* Stored data entries
..............................

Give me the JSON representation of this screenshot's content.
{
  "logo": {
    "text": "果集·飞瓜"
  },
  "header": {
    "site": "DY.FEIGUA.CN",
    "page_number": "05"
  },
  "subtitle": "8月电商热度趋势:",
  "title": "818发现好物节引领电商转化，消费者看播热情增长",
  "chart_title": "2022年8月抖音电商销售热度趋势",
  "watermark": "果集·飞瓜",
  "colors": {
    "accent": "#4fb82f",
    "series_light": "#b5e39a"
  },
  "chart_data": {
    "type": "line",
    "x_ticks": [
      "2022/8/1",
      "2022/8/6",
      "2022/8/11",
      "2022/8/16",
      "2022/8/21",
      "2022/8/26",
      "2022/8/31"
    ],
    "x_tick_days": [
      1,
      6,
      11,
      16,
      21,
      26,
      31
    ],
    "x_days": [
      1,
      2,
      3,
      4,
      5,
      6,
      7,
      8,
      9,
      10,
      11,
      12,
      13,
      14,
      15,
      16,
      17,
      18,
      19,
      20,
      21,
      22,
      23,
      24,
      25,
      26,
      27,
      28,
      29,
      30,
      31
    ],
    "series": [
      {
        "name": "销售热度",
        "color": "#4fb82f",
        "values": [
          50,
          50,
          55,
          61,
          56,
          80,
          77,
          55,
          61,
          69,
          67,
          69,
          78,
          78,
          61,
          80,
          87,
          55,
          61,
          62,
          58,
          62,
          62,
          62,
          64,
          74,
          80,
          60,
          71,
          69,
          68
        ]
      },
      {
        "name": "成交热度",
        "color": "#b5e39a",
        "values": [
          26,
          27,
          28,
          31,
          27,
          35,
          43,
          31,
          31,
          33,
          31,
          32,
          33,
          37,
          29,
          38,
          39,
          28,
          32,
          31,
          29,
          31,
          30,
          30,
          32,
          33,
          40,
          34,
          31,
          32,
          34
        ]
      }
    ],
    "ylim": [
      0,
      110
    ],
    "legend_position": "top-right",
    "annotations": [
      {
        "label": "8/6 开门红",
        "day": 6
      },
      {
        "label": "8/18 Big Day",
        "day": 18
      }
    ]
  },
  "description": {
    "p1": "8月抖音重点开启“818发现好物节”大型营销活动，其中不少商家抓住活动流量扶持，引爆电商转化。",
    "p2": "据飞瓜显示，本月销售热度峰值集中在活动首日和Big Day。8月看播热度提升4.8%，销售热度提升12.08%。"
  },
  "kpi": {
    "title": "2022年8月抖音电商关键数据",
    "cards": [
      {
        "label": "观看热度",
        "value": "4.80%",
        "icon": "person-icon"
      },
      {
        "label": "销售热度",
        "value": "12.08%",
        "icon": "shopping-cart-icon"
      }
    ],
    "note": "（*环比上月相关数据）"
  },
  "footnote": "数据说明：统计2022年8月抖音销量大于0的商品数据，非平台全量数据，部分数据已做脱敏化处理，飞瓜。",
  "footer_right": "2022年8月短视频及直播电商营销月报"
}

..............................

Make a verbatim copy of every entry shown above.

* Response
Give me the JSON representation of this screenshot's content.
{
  "logo": {
    "text": "果集·飞瓜"
  },
  "header": {
    "site": "DY.FEIGUA.CN",
    "page_number": "05"
  },
  "subtitle": "8月电商热度趋势:",
  "title": "818发现好物节引领电商转化，消费者看播热情增长",
  "chart_title": "2022年8月抖音电商销售热度趋势",
  "watermark": "果集·飞瓜",
  "colors": {
    "accent": "#4fb82f",
    "series_light": "#b5e39a"
  },
  "chart_data": {
    "type": "line",
    "x_ticks": [
      "2022/8/1",
      "2022/8/6",
      "2022/8/11",
      "2022/8/16",
      "2022/8/21",
      "2022/8/26",
      "2022/8/31"
    ],
    "x_tick_days": [
      1,
      6,
      11,
      16,
      21,
      26,
      31
    ],
    "x_days": [
      1,
      2,
      3,
      4,
      5,
      6,
      7,
      8,
      9,
      10,
      11,
      12,
      13,
      14,
      15,
      16,
      17,
      18,
      19,
      20,
      21,
      22,
      23,
      24,
      25,
      26,
      27,
      28,
      29,
      30,
      31
    ],
    "series": [
      {
        "name": "销售热度",
        "color": "#4fb82f",
        "values": [
          50,
          50,
          55,
          61,
          56,
          80,
          77,
          55,
          61,
          69,
          67,
          69,
          78,
          78,
          61,
          80,
          87,
          55,
          61,
          62,
          58,
          62,
          62,
          62,
          64,
          74,
          80,
          60,
          71,
          69,
          68
        ]
      },
      {
        "name": "成交热度",
        "color": "#b5e39a",
        "values": [
          26,
          27,
          28,
          31,
          27,
          35,
          43,
          31,
          31,
          33,
          31,
          32,
          33,
          37,
          29,
          38,
          39,
          28,
          32,
          31,
          29,
          31,
          30,
          30,
          32,
          33,
          40,
          34,
          31,
          32,
          34
        ]
      }
    ],
    "ylim": [
      0,
      110
    ],
    "legend_position": "top-right",
    "annotations": [
      {
        "label": "8/6 开门红",
        "day": 6
      },
      {
        "label": "8/18 Big Day",
        "day": 18
      }
    ]
  },
  "description": {
    "p1": "8月抖音重点开启“818发现好物节”大型营销活动，其中不少商家抓住活动流量扶持，引爆电商转化。",
    "p2": "据飞瓜显示，本月销售热度峰值集中在活动首日和Big Day。8月看播热度提升4.8%，销售热度提升12.08%。"
  },
  "kpi": {
    "title": "2022年8月抖音电商关键数据",
    "cards": [
      {
        "label": "观看热度",
        "value": "4.80%",
        "icon": "person-icon"
      },
      {
        "label": "销售热度",
        "value": "12.08%",
        "icon": "shopping-cart-icon"
      }
    ],
    "note": "（*环比上月相关数据）"
  },
  "footnote": "数据说明：统计2022年8月抖音销量大于0的商品数据，非平台全量数据，部分数据已做脱敏化处理，飞瓜。",
  "footer_right": "2022年8月短视频及直播电商营销月报"
}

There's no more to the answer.